** START EXTRACTED INFORMATION **

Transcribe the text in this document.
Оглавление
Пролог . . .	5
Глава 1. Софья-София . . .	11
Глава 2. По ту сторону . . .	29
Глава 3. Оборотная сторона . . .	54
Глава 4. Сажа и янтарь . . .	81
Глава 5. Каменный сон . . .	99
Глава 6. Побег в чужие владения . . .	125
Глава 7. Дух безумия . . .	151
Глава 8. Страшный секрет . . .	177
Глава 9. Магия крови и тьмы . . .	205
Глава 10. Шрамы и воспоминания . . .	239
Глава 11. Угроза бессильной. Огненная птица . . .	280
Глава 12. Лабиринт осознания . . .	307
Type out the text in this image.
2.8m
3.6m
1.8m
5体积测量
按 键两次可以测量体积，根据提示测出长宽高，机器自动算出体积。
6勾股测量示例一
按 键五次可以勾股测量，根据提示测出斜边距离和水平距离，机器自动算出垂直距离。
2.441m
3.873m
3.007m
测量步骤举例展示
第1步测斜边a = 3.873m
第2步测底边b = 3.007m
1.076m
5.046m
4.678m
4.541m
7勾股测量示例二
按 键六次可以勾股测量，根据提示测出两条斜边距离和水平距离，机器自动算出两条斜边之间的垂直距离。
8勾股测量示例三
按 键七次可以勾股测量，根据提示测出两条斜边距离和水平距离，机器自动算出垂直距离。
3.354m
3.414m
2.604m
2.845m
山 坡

** END EXTRACTED INFORMATION **

Go through the records and copy each line with "机器自动算出垂直距离" in it.

_TASK RESULT:_
按 键五次可以勾股测量，根据提示测出斜边距离和水平距离，机器自动算出垂直距离。
按 键七次可以勾股测量，根据提示测出两条斜边距离和水平距离，机器自动算出垂直距离。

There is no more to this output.